--- START ---

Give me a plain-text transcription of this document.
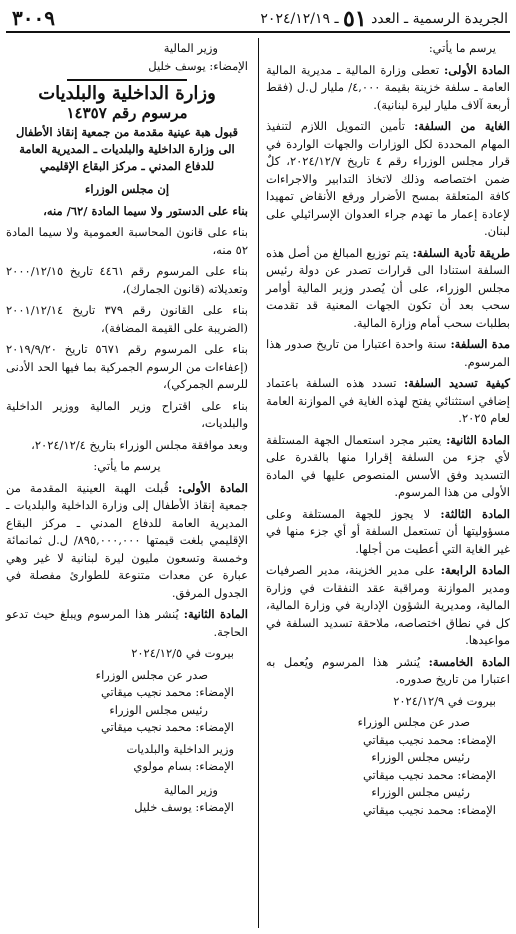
الجريدة الرسمية ـ العدد ٥١ ـ ٢٠٢٤/١٢/١٩
٣٠٠٩

يرسم ما يأتي:

المادة الأولى: تعطى وزارة المالية ـ مديرية المالية العامة ـ سلفة خزينة بقيمة ٤,٠٠٠/ مليار ل.ل (فقط أربعة آلاف مليار ليرة لبنانية).

الغاية من السلفة: تأمين التمويل اللازم لتنفيذ المهام المحددة لكل الوزارات والجهات الواردة في قرار مجلس الوزراء رقم ٤ تاريخ ٢٠٢٤/١٢/٧، كلٌ ضمن اختصاصه وذلك لاتخاذ التدابير والاجراءات كافة المتعلقة بمسح الأضرار ورفع الأنقاض تمهيدا لإعادة إعمار ما تهدم جراء العدوان الإسرائيلي على لبنان.

طريقة تأدية السلفة: يتم توزيع المبالغ من أصل هذه السلفة استنادا الى قرارات تصدر عن دولة رئيس مجلس الوزراء، على أن يُصدر وزير المالية أوامر سحب بعد أن تكون الجهات المعنية قد تقدمت بطلبات سحب أمام وزارة المالية.

مدة السلفة: سنة واحدة اعتبارا من تاريخ صدور هذا المرسوم.

كيفية تسديد السلفة: تسدد هذه السلفة باعتماد إضافي استثنائي يفتح لهذه الغاية في الموازنة العامة لعام ٢٠٢٥.

المادة الثانية: يعتبر مجرد استعمال الجهة المستلفة لأي جزء من السلفة إقرارا منها بالقدرة على التسديد وفق الأسس المنصوص عليها في المادة الأولى من هذا المرسوم.

المادة الثالثة: لا يجوز للجهة المستلفة وعلى مسؤوليتها أن تستعمل السلفة أو أي جزء منها في غير الغاية التي أعطيت من أجلها.

المادة الرابعة: على مدير الخزينة، مدير الصرفيات ومدير الموازنة ومراقبة عقد النفقات في وزارة المالية، ومديرية الشؤون الإدارية في وزارة المالية، كل في نطاق اختصاصه، ملاحقة تسديد السلفة في مواعيدها.

المادة الخامسة: يُنشر هذا المرسوم ويُعمل به اعتبارا من تاريخ صدوره.

بيروت في ٢٠٢٤/١٢/٩

صدر عن مجلس الوزراء

الإمضاء: محمد نجيب ميقاتي

رئيس مجلس الوزراء

الإمضاء: محمد نجيب ميقاتي

رئيس مجلس الوزراء

الإمضاء: محمد نجيب ميقاتي

وزير المالية

الإمضاء: يوسف خليل

وزارة الداخلية والبلديات
مرسوم رقم ١٤٣٥٧
قبول هبة عينية مقدمة من جمعية إنقاذ الأطفال الى وزارة الداخلية والبلديات ـ المديرية العامة للدفاع المدني ـ مركز البقاع الإقليمي

إن مجلس الوزراء

بناء على الدستور ولا سيما المادة /٦٢/ منه،

بناء على قانون المحاسبة العمومية ولا سيما المادة ٥٢ منه،

بناء على المرسوم رقم ٤٤٦١ تاريخ ٢٠٠٠/١٢/١٥ وتعديلاته (قانون الجمارك)،

بناء على القانون رقم ٣٧٩ تاريخ ٢٠٠١/١٢/١٤ (الضريبة على القيمة المضافة)،

بناء على المرسوم رقم ٥٦٧١ تاريخ ٢٠١٩/٩/٢٠ (إعفاءات من الرسوم الجمركية بما فيها الحد الأدنى للرسم الجمركي)،

بناء على اقتراح وزير المالية ووزير الداخلية والبلديات،

وبعد موافقة مجلس الوزراء بتاريخ ٢٠٢٤/١٢/٤،

يرسم ما يأتي:

المادة الأولى: قُبلت الهبة العينية المقدمة من جمعية إنقاذ الأطفال إلى وزارة الداخلية والبلديات ـ المديرية العامة للدفاع المدني ـ مركز البقاع الإقليمي بلغت قيمتها ٨٩٥,٠٠٠,٠٠٠/ ل.ل ثمانمائة وخمسة وتسعون مليون ليرة لبنانية لا غير وهي عبارة عن معدات متنوعة للطوارئ مفصلة في الجدول المرفق.

المادة الثانية: يُنشر هذا المرسوم ويبلغ حيث تدعو الحاجة.

بيروت في ٢٠٢٤/١٢/٥

صدر عن مجلس الوزراء

الإمضاء: محمد نجيب ميقاتي

رئيس مجلس الوزراء

الإمضاء: محمد نجيب ميقاتي

وزير الداخلية والبلديات

الإمضاء: بسام مولوي

وزير المالية

الإمضاء: يوسف خليل
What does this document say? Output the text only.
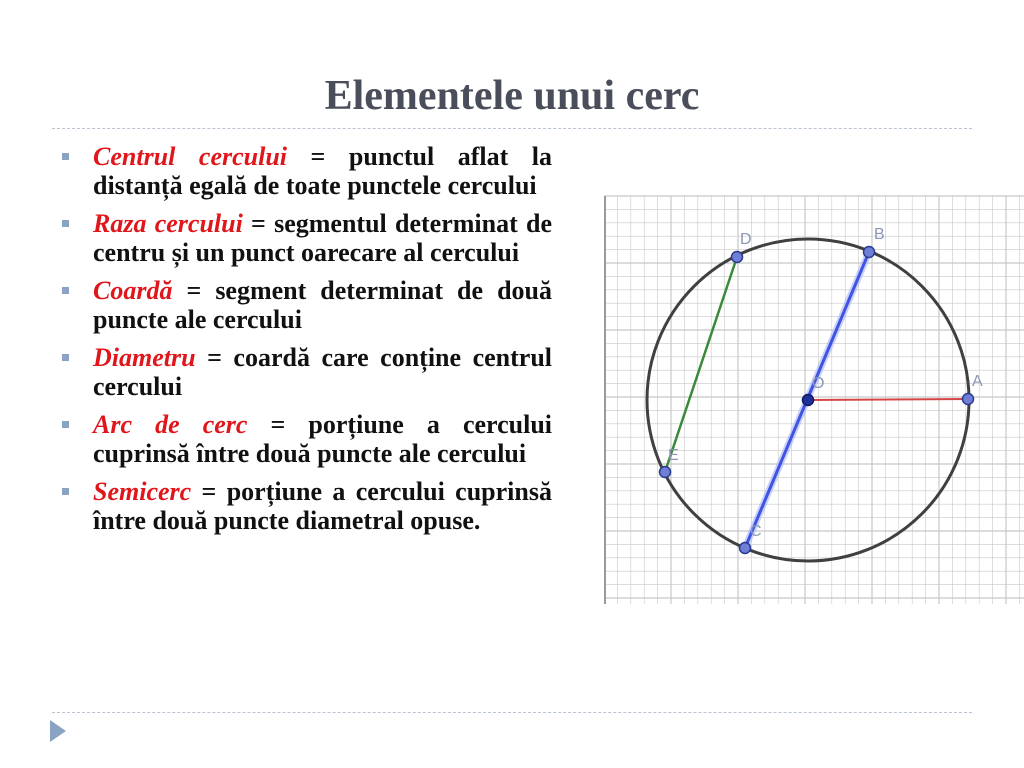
Elementele unui cerc
Centrul cercului = punctul aflat la distanță egală de toate punctele cercului
Raza cercului = segmentul determinat de centru și un punct oarecare al cercului
Coardă = segment determinat de două puncte ale cercului
Diametru = coardă care conține centrul cercului
Arc de cerc = porțiune a cercului cuprinsă între două puncte ale cercului
Semicerc = porțiune a cercului cuprinsă între două puncte diametral opuse.
A
B
C
D
E
O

--- END ---

**Directions for this task**
Each record above should come back exactly the same, only without its pictures.

**Task response**
Give me a plain-text transcription of this document.
الجريدة الرسمية ـ العدد ٥١ ـ ٢٠٢٤/١٢/١٩
٣٠٠٩

يرسم ما يأتي:

المادة الأولى: تعطى وزارة المالية ـ مديرية المالية العامة ـ سلفة خزينة بقيمة ٤,٠٠٠/ مليار ل.ل (فقط أربعة آلاف مليار ليرة لبنانية).

الغاية من السلفة: تأمين التمويل اللازم لتنفيذ المهام المحددة لكل الوزارات والجهات الواردة في قرار مجلس الوزراء رقم ٤ تاريخ ٢٠٢٤/١٢/٧، كلٌ ضمن اختصاصه وذلك لاتخاذ التدابير والاجراءات كافة المتعلقة بمسح الأضرار ورفع الأنقاض تمهيدا لإعادة إعمار ما تهدم جراء العدوان الإسرائيلي على لبنان.

طريقة تأدية السلفة: يتم توزيع المبالغ من أصل هذه السلفة استنادا الى قرارات تصدر عن دولة رئيس مجلس الوزراء، على أن يُصدر وزير المالية أوامر سحب بعد أن تكون الجهات المعنية قد تقدمت بطلبات سحب أمام وزارة المالية.

مدة السلفة: سنة واحدة اعتبارا من تاريخ صدور هذا المرسوم.

كيفية تسديد السلفة: تسدد هذه السلفة باعتماد إضافي استثنائي يفتح لهذه الغاية في الموازنة العامة لعام ٢٠٢٥.

المادة الثانية: يعتبر مجرد استعمال الجهة المستلفة لأي جزء من السلفة إقرارا منها بالقدرة على التسديد وفق الأسس المنصوص عليها في المادة الأولى من هذا المرسوم.

المادة الثالثة: لا يجوز للجهة المستلفة وعلى مسؤوليتها أن تستعمل السلفة أو أي جزء منها في غير الغاية التي أعطيت من أجلها.

المادة الرابعة: على مدير الخزينة، مدير الصرفيات ومدير الموازنة ومراقبة عقد النفقات في وزارة المالية، ومديرية الشؤون الإدارية في وزارة المالية، كل في نطاق اختصاصه، ملاحقة تسديد السلفة في مواعيدها.

المادة الخامسة: يُنشر هذا المرسوم ويُعمل به اعتبارا من تاريخ صدوره.

بيروت في ٢٠٢٤/١٢/٩

صدر عن مجلس الوزراء

الإمضاء: محمد نجيب ميقاتي

رئيس مجلس الوزراء

الإمضاء: محمد نجيب ميقاتي

رئيس مجلس الوزراء

الإمضاء: محمد نجيب ميقاتي

وزير المالية

الإمضاء: يوسف خليل

وزارة الداخلية والبلديات
مرسوم رقم ١٤٣٥٧
قبول هبة عينية مقدمة من جمعية إنقاذ الأطفال الى وزارة الداخلية والبلديات ـ المديرية العامة للدفاع المدني ـ مركز البقاع الإقليمي

إن مجلس الوزراء

بناء على الدستور ولا سيما المادة /٦٢/ منه،

بناء على قانون المحاسبة العمومية ولا سيما المادة ٥٢ منه،

بناء على المرسوم رقم ٤٤٦١ تاريخ ٢٠٠٠/١٢/١٥ وتعديلاته (قانون الجمارك)،

بناء على القانون رقم ٣٧٩ تاريخ ٢٠٠١/١٢/١٤ (الضريبة على القيمة المضافة)،

بناء على المرسوم رقم ٥٦٧١ تاريخ ٢٠١٩/٩/٢٠ (إعفاءات من الرسوم الجمركية بما فيها الحد الأدنى للرسم الجمركي)،

بناء على اقتراح وزير المالية ووزير الداخلية والبلديات،

وبعد موافقة مجلس الوزراء بتاريخ ٢٠٢٤/١٢/٤،

يرسم ما يأتي:

المادة الأولى: قُبلت الهبة العينية المقدمة من جمعية إنقاذ الأطفال إلى وزارة الداخلية والبلديات ـ المديرية العامة للدفاع المدني ـ مركز البقاع الإقليمي بلغت قيمتها ٨٩٥,٠٠٠,٠٠٠/ ل.ل ثمانمائة وخمسة وتسعون مليون ليرة لبنانية لا غير وهي عبارة عن معدات متنوعة للطوارئ مفصلة في الجدول المرفق.

المادة الثانية: يُنشر هذا المرسوم ويبلغ حيث تدعو الحاجة.

بيروت في ٢٠٢٤/١٢/٥

صدر عن مجلس الوزراء

الإمضاء: محمد نجيب ميقاتي

رئيس مجلس الوزراء

الإمضاء: محمد نجيب ميقاتي

وزير الداخلية والبلديات

الإمضاء: بسام مولوي

وزير المالية

الإمضاء: يوسف خليل
What does this document say? Output the text only.
Elementele unui cerc
Centrul cercului = punctul aflat la distanță egală de toate punctele cercului
Raza cercului = segmentul determinat de centru și un punct oarecare al cercului
Coardă = segment determinat de două puncte ale cercului
Diametru = coardă care conține centrul cercului
Arc de cerc = porțiune a cercului cuprinsă între două puncte ale cercului
Semicerc = porțiune a cercului cuprinsă între două puncte diametral opuse.
A
B
C
D
E
O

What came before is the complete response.